— Problem to work on —
Report every line in the listing below that contains the word "Navigation".

— Working data —

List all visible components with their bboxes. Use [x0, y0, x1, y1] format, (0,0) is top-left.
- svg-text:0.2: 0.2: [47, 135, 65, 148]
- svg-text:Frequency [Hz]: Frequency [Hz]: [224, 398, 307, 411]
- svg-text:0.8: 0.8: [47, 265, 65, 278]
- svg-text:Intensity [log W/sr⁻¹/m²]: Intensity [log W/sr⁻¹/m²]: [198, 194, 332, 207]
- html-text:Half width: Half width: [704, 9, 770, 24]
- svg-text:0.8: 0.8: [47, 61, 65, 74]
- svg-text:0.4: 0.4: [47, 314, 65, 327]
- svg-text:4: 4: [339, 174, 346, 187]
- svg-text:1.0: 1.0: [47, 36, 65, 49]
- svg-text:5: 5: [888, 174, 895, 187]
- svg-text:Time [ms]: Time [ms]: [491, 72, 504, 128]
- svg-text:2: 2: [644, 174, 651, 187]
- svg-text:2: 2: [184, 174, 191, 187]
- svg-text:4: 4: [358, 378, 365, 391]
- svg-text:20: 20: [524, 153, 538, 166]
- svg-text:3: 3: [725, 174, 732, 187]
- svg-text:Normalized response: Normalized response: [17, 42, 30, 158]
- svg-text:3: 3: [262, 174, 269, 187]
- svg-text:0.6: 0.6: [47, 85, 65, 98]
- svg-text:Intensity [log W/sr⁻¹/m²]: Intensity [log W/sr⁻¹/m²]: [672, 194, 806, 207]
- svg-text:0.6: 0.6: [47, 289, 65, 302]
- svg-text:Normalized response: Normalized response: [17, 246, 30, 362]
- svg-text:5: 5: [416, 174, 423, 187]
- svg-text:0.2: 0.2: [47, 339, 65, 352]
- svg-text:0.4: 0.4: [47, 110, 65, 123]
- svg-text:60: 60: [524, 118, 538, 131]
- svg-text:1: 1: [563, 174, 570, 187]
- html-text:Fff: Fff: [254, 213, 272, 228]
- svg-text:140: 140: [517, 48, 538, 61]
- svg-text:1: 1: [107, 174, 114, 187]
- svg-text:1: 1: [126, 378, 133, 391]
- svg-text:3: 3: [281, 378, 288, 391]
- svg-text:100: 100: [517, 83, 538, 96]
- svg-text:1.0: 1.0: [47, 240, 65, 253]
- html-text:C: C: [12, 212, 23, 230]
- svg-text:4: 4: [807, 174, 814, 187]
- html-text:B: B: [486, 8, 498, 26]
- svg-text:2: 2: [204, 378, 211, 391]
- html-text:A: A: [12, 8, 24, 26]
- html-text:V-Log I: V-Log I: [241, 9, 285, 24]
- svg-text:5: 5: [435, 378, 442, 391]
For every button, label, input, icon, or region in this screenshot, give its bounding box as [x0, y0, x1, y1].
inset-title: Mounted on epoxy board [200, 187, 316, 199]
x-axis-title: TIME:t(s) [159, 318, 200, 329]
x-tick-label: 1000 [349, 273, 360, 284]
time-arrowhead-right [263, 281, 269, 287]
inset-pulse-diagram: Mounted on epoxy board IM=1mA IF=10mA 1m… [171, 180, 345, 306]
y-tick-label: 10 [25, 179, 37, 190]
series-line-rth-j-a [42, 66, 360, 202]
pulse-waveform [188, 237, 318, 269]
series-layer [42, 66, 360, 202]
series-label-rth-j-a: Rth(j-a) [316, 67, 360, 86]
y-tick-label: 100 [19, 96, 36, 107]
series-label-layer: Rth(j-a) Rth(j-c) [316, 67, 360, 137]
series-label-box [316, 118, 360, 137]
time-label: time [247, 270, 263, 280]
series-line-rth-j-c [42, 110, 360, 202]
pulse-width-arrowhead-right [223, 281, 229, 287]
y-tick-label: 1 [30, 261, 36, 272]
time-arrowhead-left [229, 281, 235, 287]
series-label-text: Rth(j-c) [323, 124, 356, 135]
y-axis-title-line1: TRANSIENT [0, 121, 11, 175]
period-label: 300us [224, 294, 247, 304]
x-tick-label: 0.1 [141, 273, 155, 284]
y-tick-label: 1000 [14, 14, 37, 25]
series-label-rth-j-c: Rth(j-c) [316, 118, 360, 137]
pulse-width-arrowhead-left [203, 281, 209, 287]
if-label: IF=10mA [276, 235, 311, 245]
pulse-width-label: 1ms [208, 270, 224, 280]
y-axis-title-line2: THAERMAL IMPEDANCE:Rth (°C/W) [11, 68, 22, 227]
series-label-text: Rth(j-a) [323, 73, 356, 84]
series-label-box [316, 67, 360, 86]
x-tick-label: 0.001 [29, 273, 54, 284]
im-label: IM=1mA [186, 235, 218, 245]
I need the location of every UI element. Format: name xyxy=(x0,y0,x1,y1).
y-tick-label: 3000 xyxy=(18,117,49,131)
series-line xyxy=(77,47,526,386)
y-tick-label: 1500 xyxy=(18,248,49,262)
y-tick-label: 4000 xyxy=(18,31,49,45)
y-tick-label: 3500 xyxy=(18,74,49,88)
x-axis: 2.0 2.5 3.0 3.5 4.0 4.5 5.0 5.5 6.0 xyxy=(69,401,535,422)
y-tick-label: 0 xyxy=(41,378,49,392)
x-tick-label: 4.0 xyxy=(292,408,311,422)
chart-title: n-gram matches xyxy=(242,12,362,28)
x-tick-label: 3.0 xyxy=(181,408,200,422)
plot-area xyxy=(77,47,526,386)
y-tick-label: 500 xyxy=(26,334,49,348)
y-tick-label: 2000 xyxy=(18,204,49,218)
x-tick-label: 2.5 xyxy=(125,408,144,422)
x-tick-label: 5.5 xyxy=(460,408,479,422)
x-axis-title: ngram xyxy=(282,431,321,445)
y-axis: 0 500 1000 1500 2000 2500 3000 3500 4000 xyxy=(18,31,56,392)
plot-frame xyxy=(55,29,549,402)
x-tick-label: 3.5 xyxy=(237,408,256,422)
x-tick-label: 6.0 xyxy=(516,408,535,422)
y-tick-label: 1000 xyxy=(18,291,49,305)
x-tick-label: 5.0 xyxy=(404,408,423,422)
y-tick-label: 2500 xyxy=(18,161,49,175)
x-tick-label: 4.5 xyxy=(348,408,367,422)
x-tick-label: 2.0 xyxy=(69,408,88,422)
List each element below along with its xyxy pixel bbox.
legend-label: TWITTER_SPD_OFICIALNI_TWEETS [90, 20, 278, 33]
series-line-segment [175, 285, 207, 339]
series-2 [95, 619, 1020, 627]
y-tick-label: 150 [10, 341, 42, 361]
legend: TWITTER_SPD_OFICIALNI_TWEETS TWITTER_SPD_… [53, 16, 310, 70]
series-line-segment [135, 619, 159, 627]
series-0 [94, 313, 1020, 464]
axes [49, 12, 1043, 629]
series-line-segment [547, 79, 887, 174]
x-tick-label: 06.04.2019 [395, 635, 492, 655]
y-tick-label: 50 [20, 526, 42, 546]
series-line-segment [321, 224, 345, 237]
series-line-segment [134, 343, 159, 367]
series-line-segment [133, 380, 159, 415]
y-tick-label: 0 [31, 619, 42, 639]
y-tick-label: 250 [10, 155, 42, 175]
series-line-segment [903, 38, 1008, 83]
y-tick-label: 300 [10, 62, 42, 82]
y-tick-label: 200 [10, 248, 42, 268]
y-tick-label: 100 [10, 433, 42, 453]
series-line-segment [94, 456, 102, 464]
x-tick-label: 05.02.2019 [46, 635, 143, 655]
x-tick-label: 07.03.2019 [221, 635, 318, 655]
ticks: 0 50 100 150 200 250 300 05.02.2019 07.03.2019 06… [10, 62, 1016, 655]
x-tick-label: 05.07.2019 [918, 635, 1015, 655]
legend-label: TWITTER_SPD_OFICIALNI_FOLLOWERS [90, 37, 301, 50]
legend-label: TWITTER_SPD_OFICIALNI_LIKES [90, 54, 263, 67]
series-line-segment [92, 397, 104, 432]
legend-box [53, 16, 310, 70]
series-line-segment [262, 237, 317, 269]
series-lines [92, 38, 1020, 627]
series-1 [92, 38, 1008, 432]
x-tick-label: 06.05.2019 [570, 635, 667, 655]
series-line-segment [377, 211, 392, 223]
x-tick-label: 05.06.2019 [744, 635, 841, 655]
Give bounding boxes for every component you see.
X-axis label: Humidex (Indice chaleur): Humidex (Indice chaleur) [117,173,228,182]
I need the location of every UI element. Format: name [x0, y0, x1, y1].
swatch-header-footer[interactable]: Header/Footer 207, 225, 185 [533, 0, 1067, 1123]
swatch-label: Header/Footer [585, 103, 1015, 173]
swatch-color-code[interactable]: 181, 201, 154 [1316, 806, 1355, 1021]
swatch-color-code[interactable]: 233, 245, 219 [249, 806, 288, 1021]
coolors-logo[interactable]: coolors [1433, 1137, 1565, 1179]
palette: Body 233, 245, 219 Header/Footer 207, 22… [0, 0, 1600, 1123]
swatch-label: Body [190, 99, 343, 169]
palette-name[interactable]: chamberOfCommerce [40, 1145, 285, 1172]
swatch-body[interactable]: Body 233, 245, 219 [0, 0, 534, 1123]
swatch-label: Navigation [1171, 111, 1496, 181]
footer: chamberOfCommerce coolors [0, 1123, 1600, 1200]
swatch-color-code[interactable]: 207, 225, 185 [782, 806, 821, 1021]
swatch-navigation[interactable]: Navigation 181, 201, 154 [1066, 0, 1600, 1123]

— Correct result —
swatch-label: Navigation [1171, 111, 1496, 181]
swatch-navigation[interactable]: Navigation 181, 201, 154 [1066, 0, 1600, 1123]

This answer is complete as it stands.